Written task – Show each line of the data below that has the string "title" in it.

--- Records for this task ---

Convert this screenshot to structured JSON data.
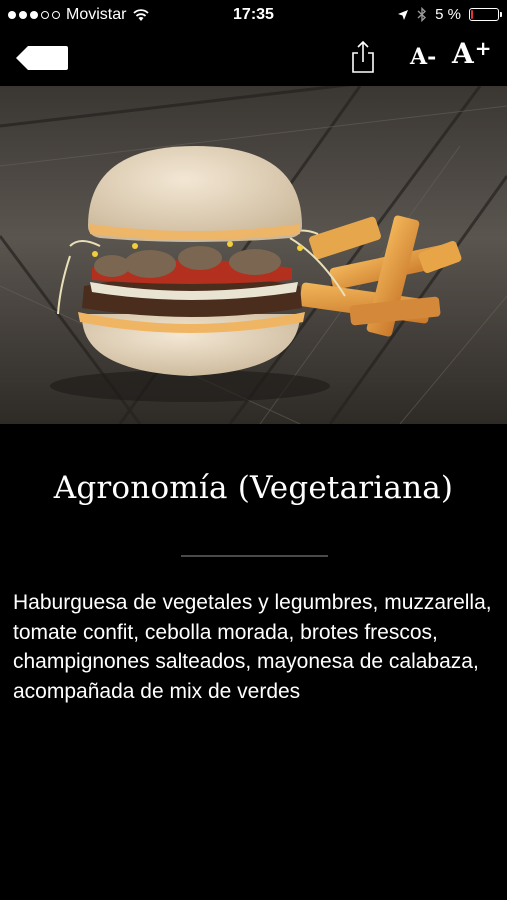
{
  "status_bar": {
    "carrier": "Movistar",
    "time": "17:35",
    "battery": "5 %",
    "battery_level": 0.05,
    "battery_color": "#e33333"
  },
  "nav": {
    "back_icon": "back-arrow-icon",
    "share_icon": "share-icon",
    "font_decrease_label": "A",
    "font_decrease_sign": "-",
    "font_increase_label": "A",
    "font_increase_sign": "+"
  },
  "dish": {
    "title": "Agronomía (Vegetariana)",
    "description": "Haburguesa de vegetales y legumbres, muzzarella, tomate confit, cebolla morada, brotes frescos, champignones salteados, mayonesa de calabaza, acompañada de mix de verdes"
  }
}
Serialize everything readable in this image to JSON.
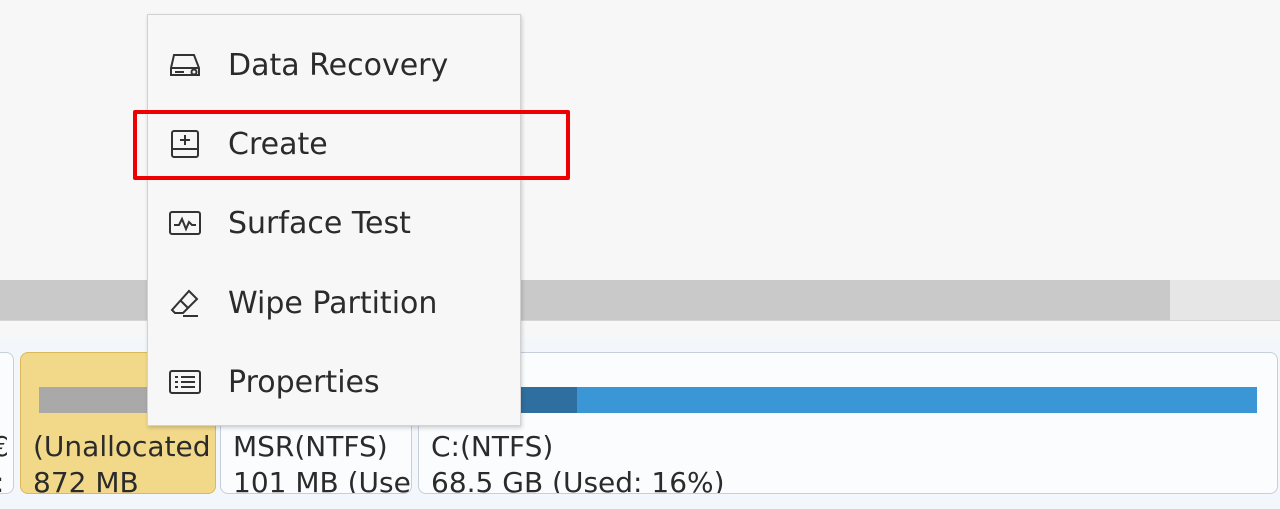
{
  "context_menu": {
    "items": [
      {
        "label": "Data Recovery",
        "icon": "data-recovery-icon"
      },
      {
        "label": "Create",
        "icon": "create-partition-icon"
      },
      {
        "label": "Surface Test",
        "icon": "surface-test-icon"
      },
      {
        "label": "Wipe Partition",
        "icon": "wipe-eraser-icon"
      },
      {
        "label": "Properties",
        "icon": "properties-list-icon"
      }
    ]
  },
  "highlight": {
    "target": "Create",
    "color": "#ee0000"
  },
  "disk_map": {
    "partitions": [
      {
        "line1": "(Unallocated",
        "line2": "872 MB",
        "color": "#f2d98a"
      },
      {
        "line1": "MSR(NTFS)",
        "line2": "101 MB (Used",
        "color": "#fbfcfe"
      },
      {
        "line1": "C:(NTFS)",
        "line2": "68.5 GB (Used: 16%)",
        "used_percent": 16,
        "color": "#3a96d4"
      }
    ],
    "left_partial": {
      "line1": "€",
      "line2": ":"
    }
  }
}
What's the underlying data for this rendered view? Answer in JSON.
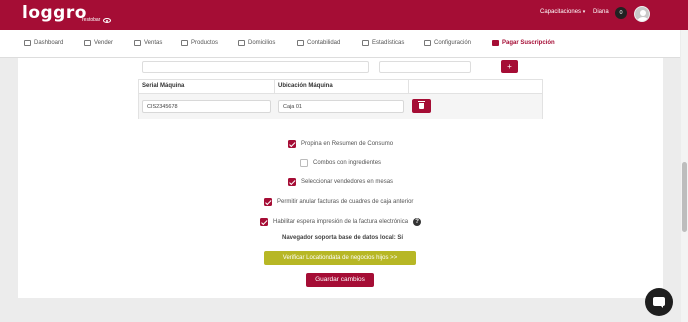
{
  "app": {
    "logo": "loggro",
    "logo_sub": "restobar"
  },
  "topbar": {
    "training_link": "Capacitaciones",
    "caret": "▾",
    "user_name": "Diana",
    "notifications": "0"
  },
  "nav": {
    "items": [
      {
        "label": "Dashboard"
      },
      {
        "label": "Vender"
      },
      {
        "label": "Ventas"
      },
      {
        "label": "Productos"
      },
      {
        "label": "Domicilios"
      },
      {
        "label": "Contabilidad"
      },
      {
        "label": "Estadísticas"
      },
      {
        "label": "Configuración"
      },
      {
        "label": "Pagar Suscripción"
      }
    ]
  },
  "form": {
    "add_button": "+",
    "table": {
      "columns": [
        "Serial Máquina",
        "Ubicación Máquina"
      ],
      "rows": [
        {
          "serial": "CIS2345678",
          "location": "Caja 01"
        }
      ]
    },
    "options": [
      {
        "label": "Propina en Resumen de Consumo",
        "checked": true
      },
      {
        "label": "Combos con ingredientes",
        "checked": false
      },
      {
        "label": "Seleccionar vendedores en mesas",
        "checked": true
      },
      {
        "label": "Permitir anular facturas de cuadres de caja anterior",
        "checked": true
      },
      {
        "label": "Habilitar espera impresión de la factura electrónica",
        "checked": true
      }
    ],
    "help_glyph": "?",
    "local_db_note": "Navegador soporta base de datos local: Sí",
    "verify_button": "Verificar Locationdata de negocios hijos >>",
    "save_button": "Guardar cambios"
  },
  "colors": {
    "brand": "#a50d35",
    "verify": "#b7b725"
  }
}
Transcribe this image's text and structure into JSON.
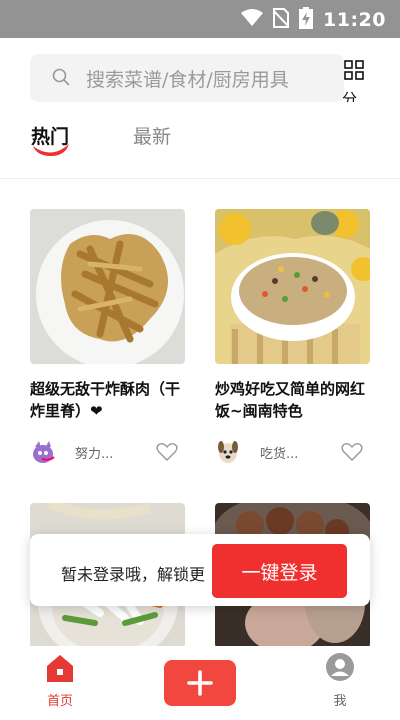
{
  "status_bar": {
    "time": "11:20",
    "icons": [
      "wifi-icon",
      "no-sim-icon",
      "battery-charging-icon"
    ]
  },
  "search": {
    "placeholder": "搜索菜谱/食材/厨房用具"
  },
  "category_button": {
    "label": "分",
    "icon": "grid-icon"
  },
  "tabs": [
    {
      "label": "热门",
      "active": true
    },
    {
      "label": "最新",
      "active": false
    }
  ],
  "recipes": [
    {
      "title": "超级无敌干炸酥肉（干炸里脊）❤",
      "author": "努力...",
      "image": "fried-pork-photo"
    },
    {
      "title": "炒鸡好吃又简单的网红饭~闽南特色",
      "author": "吃货...",
      "image": "fried-rice-photo"
    },
    {
      "title": "",
      "author": "",
      "image": "salad-photo"
    },
    {
      "title": "",
      "author": "",
      "image": "meatballs-photo"
    }
  ],
  "login_prompt": {
    "message": "暂未登录哦，解锁更",
    "button_label": "一键登录"
  },
  "bottom_nav": {
    "home_label": "首页",
    "me_label": "我"
  },
  "colors": {
    "accent": "#f0302e",
    "status_bar": "#939393"
  }
}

---

Exercise result –
    "title": "Agronomía (Vegetariana)",
      "title": "超级无敌干炸酥肉（干炸里脊）❤",
      "title": "炒鸡好吃又简单的网红饭~闽南特色",
      "title": "",
      "title": "",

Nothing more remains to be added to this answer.